======== DATA SECTION ========
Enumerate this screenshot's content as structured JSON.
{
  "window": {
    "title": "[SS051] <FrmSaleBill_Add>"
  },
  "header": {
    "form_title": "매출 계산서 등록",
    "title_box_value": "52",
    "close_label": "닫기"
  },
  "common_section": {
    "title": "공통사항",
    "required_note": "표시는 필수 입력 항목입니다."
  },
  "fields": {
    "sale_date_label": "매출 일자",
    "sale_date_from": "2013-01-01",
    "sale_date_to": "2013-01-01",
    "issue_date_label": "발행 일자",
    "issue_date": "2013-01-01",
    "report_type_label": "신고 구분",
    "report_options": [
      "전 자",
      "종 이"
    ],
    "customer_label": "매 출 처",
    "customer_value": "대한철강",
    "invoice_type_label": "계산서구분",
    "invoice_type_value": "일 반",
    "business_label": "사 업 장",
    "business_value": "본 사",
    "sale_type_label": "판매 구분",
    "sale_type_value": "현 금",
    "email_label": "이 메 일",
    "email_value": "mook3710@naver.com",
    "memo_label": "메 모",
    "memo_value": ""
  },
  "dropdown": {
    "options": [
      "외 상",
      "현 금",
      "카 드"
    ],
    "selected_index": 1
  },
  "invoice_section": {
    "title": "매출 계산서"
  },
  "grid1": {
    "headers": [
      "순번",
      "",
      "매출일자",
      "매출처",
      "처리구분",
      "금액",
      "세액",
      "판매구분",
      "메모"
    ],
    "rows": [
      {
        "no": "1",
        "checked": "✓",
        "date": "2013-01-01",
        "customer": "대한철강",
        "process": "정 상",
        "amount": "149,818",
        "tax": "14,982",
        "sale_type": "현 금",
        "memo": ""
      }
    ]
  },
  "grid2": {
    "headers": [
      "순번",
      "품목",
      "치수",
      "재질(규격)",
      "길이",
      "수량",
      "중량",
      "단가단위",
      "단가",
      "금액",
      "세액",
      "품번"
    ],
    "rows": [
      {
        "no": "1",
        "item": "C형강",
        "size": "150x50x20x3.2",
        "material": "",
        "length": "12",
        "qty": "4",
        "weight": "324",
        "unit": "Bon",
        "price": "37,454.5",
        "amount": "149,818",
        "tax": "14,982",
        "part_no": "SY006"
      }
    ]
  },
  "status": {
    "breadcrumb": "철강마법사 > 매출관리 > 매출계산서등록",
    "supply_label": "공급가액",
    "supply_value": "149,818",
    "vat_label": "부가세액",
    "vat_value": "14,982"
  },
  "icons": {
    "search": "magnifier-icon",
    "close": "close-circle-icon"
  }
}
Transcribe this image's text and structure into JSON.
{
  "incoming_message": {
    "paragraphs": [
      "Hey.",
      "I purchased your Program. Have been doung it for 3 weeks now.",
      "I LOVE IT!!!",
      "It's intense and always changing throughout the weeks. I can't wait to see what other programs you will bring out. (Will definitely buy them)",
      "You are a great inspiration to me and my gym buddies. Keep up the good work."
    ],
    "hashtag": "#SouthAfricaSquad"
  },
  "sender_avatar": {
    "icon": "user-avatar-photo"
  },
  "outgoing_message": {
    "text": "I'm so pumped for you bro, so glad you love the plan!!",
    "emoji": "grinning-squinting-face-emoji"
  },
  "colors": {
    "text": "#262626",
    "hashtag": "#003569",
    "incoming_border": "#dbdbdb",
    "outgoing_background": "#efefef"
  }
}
========
TASK INSTRUCTIONS:
Reproduce the complete set of lines precisely as supplied.

THE RESPONSE:
Enumerate this screenshot's content as structured JSON.
{
  "window": {
    "title": "[SS051] <FrmSaleBill_Add>"
  },
  "header": {
    "form_title": "매출 계산서 등록",
    "title_box_value": "52",
    "close_label": "닫기"
  },
  "common_section": {
    "title": "공통사항",
    "required_note": "표시는 필수 입력 항목입니다."
  },
  "fields": {
    "sale_date_label": "매출 일자",
    "sale_date_from": "2013-01-01",
    "sale_date_to": "2013-01-01",
    "issue_date_label": "발행 일자",
    "issue_date": "2013-01-01",
    "report_type_label": "신고 구분",
    "report_options": [
      "전 자",
      "종 이"
    ],
    "customer_label": "매 출 처",
    "customer_value": "대한철강",
    "invoice_type_label": "계산서구분",
    "invoice_type_value": "일 반",
    "business_label": "사 업 장",
    "business_value": "본 사",
    "sale_type_label": "판매 구분",
    "sale_type_value": "현 금",
    "email_label": "이 메 일",
    "email_value": "mook3710@naver.com",
    "memo_label": "메 모",
    "memo_value": ""
  },
  "dropdown": {
    "options": [
      "외 상",
      "현 금",
      "카 드"
    ],
    "selected_index": 1
  },
  "invoice_section": {
    "title": "매출 계산서"
  },
  "grid1": {
    "headers": [
      "순번",
      "",
      "매출일자",
      "매출처",
      "처리구분",
      "금액",
      "세액",
      "판매구분",
      "메모"
    ],
    "rows": [
      {
        "no": "1",
        "checked": "✓",
        "date": "2013-01-01",
        "customer": "대한철강",
        "process": "정 상",
        "amount": "149,818",
        "tax": "14,982",
        "sale_type": "현 금",
        "memo": ""
      }
    ]
  },
  "grid2": {
    "headers": [
      "순번",
      "품목",
      "치수",
      "재질(규격)",
      "길이",
      "수량",
      "중량",
      "단가단위",
      "단가",
      "금액",
      "세액",
      "품번"
    ],
    "rows": [
      {
        "no": "1",
        "item": "C형강",
        "size": "150x50x20x3.2",
        "material": "",
        "length": "12",
        "qty": "4",
        "weight": "324",
        "unit": "Bon",
        "price": "37,454.5",
        "amount": "149,818",
        "tax": "14,982",
        "part_no": "SY006"
      }
    ]
  },
  "status": {
    "breadcrumb": "철강마법사 > 매출관리 > 매출계산서등록",
    "supply_label": "공급가액",
    "supply_value": "149,818",
    "vat_label": "부가세액",
    "vat_value": "14,982"
  },
  "icons": {
    "search": "magnifier-icon",
    "close": "close-circle-icon"
  }
}
Transcribe this image's text and structure into JSON.
{
  "incoming_message": {
    "paragraphs": [
      "Hey.",
      "I purchased your Program. Have been doung it for 3 weeks now.",
      "I LOVE IT!!!",
      "It's intense and always changing throughout the weeks. I can't wait to see what other programs you will bring out. (Will definitely buy them)",
      "You are a great inspiration to me and my gym buddies. Keep up the good work."
    ],
    "hashtag": "#SouthAfricaSquad"
  },
  "sender_avatar": {
    "icon": "user-avatar-photo"
  },
  "outgoing_message": {
    "text": "I'm so pumped for you bro, so glad you love the plan!!",
    "emoji": "grinning-squinting-face-emoji"
  },
  "colors": {
    "text": "#262626",
    "hashtag": "#003569",
    "incoming_border": "#dbdbdb",
    "outgoing_background": "#efefef"
  }
}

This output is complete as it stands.